Your answer must consist solely of the number of lines that contain the word "this".

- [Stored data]

--- start ---

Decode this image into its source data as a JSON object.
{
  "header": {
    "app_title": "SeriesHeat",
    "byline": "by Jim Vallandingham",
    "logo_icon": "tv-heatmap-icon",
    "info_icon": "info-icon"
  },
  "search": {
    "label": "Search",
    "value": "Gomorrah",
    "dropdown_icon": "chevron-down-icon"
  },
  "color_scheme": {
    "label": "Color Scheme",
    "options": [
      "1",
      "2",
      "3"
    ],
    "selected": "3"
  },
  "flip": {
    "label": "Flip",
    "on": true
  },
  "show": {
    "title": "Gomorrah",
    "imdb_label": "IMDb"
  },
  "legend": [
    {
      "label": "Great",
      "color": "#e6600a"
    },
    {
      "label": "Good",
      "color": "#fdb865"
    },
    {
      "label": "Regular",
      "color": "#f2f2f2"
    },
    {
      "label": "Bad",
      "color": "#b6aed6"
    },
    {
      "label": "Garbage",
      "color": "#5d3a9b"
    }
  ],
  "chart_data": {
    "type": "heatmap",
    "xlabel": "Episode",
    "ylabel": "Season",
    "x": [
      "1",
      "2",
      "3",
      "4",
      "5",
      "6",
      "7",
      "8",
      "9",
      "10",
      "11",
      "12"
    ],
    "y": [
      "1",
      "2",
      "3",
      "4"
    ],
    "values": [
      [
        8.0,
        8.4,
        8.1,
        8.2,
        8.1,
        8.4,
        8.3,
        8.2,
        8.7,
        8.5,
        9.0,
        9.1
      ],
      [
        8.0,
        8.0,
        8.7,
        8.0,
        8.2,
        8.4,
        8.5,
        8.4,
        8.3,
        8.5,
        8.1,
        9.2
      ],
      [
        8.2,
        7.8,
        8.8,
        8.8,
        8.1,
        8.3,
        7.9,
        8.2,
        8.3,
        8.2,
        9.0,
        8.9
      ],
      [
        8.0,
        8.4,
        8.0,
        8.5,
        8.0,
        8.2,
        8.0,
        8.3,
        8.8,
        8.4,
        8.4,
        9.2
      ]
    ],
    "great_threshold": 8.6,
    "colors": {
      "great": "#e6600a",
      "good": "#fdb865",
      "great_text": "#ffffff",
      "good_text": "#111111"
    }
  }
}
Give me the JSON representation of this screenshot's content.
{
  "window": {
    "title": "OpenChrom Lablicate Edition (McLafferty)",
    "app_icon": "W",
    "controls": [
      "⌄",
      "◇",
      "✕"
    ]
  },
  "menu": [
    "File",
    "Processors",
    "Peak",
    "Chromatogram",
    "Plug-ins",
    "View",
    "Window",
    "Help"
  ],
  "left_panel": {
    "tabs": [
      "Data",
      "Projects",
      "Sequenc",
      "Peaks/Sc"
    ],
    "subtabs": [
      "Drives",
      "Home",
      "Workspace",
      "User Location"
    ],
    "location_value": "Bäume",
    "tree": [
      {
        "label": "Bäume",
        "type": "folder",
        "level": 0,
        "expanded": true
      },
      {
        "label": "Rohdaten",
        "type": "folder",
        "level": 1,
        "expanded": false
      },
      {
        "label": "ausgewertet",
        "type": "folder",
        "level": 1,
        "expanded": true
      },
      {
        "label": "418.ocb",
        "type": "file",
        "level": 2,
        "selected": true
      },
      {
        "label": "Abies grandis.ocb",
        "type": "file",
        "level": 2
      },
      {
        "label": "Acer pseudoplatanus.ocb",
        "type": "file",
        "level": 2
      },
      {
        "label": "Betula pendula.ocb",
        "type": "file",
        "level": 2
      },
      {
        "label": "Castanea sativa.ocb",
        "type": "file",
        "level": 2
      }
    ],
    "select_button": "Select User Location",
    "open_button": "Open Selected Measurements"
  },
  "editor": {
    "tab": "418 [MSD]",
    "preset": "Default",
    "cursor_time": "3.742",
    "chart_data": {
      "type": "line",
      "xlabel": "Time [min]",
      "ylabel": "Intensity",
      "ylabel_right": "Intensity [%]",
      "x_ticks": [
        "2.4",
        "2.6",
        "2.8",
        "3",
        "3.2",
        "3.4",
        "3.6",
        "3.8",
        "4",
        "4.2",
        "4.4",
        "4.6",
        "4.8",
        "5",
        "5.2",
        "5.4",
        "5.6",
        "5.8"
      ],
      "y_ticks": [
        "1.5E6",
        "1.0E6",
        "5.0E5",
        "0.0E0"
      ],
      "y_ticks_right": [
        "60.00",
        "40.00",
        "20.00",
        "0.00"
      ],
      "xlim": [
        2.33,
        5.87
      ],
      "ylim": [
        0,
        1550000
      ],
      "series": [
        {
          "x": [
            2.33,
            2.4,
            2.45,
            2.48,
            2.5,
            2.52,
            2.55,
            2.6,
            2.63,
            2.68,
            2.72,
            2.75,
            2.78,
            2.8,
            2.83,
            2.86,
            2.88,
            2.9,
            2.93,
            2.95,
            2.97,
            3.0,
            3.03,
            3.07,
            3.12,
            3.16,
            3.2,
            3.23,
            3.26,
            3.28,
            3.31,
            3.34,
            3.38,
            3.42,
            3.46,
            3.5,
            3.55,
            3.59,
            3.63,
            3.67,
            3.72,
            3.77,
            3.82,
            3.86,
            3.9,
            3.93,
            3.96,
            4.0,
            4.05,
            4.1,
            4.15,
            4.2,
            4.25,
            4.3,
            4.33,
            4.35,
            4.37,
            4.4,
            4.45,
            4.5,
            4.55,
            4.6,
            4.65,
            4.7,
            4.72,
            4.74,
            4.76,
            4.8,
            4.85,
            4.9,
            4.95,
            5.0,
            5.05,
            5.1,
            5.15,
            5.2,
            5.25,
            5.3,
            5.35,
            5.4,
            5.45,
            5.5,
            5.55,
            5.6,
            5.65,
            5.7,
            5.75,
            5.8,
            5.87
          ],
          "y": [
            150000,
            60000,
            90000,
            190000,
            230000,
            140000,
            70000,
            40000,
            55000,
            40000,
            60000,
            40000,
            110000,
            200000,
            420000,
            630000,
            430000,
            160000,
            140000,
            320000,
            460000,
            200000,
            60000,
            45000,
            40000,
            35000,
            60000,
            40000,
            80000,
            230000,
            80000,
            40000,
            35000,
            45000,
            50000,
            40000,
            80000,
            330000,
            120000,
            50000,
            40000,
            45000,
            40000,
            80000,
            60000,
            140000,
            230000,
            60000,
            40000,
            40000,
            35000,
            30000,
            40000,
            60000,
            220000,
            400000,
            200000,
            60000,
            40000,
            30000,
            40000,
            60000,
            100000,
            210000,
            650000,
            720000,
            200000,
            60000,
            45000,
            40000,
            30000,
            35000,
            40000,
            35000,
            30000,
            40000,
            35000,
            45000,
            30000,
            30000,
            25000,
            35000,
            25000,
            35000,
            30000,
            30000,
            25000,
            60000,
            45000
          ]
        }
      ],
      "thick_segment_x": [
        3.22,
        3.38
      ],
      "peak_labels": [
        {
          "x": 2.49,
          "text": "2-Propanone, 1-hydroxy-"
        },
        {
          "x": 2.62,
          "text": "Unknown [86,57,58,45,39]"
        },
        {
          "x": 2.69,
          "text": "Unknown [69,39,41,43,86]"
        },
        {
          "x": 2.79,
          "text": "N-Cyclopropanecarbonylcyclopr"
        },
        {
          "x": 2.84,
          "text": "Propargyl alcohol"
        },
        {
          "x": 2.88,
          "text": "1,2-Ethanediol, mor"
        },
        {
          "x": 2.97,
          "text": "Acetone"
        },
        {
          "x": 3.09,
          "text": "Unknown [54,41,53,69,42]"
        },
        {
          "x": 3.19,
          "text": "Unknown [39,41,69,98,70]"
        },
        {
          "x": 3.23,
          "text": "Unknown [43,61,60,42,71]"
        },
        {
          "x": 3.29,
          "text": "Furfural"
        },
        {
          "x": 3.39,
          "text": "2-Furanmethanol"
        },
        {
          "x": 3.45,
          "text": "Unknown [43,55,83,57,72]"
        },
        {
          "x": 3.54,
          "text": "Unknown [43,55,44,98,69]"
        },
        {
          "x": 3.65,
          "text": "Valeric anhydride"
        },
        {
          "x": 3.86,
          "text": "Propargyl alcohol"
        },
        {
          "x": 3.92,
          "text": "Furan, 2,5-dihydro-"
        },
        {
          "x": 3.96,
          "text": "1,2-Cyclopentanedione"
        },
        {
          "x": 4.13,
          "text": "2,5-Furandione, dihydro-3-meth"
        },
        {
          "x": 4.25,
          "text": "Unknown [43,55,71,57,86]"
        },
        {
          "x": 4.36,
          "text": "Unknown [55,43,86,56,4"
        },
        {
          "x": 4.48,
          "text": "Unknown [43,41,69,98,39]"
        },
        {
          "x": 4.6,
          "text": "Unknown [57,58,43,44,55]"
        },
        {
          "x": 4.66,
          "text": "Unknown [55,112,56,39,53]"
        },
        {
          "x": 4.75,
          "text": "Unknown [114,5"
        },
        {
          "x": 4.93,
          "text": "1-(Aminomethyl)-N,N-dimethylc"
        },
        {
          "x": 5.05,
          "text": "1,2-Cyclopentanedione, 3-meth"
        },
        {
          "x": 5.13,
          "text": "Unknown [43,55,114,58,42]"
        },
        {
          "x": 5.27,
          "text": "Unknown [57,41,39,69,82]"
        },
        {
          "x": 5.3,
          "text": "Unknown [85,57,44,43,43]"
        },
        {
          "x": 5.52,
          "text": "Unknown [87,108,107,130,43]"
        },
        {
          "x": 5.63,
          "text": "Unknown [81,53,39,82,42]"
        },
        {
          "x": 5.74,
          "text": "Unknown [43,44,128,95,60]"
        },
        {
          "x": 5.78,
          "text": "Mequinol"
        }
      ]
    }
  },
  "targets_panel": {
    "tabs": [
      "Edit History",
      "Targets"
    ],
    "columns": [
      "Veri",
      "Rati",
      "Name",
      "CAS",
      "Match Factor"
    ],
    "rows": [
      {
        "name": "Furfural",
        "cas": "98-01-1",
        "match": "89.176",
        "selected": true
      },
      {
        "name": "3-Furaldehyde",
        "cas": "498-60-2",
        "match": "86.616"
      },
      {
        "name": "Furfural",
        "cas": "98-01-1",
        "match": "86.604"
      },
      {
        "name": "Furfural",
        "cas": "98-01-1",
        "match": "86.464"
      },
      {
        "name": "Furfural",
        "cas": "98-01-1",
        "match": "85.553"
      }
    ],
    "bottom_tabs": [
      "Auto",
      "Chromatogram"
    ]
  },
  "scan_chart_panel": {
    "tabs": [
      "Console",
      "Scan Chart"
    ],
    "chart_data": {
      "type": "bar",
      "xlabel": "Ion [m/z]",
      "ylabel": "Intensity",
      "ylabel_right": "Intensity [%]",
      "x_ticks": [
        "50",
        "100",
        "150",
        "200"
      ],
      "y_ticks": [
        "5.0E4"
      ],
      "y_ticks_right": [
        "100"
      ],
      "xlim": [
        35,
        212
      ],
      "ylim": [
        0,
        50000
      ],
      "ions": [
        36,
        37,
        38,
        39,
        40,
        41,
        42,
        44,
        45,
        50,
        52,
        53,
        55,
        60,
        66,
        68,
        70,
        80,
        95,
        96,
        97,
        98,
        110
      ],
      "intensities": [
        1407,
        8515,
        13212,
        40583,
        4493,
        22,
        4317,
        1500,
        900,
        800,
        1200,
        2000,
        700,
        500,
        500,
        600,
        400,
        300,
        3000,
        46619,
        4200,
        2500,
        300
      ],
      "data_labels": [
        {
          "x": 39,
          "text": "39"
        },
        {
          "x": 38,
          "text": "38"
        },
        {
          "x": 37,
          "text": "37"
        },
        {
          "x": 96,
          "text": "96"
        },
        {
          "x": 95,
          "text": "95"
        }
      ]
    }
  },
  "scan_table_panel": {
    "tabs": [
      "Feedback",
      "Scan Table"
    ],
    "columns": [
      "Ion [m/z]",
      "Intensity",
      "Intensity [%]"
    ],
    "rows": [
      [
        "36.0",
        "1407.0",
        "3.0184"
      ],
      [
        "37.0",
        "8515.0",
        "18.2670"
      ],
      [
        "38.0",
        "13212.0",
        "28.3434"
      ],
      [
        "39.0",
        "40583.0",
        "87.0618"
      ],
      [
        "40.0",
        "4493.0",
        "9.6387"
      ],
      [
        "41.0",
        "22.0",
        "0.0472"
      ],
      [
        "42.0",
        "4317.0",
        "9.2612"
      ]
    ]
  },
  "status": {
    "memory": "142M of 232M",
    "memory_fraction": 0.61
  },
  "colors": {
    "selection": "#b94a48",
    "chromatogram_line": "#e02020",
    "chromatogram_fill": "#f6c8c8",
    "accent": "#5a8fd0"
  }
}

--- end ---

- [ANSWER TO THE EXERCISE] 2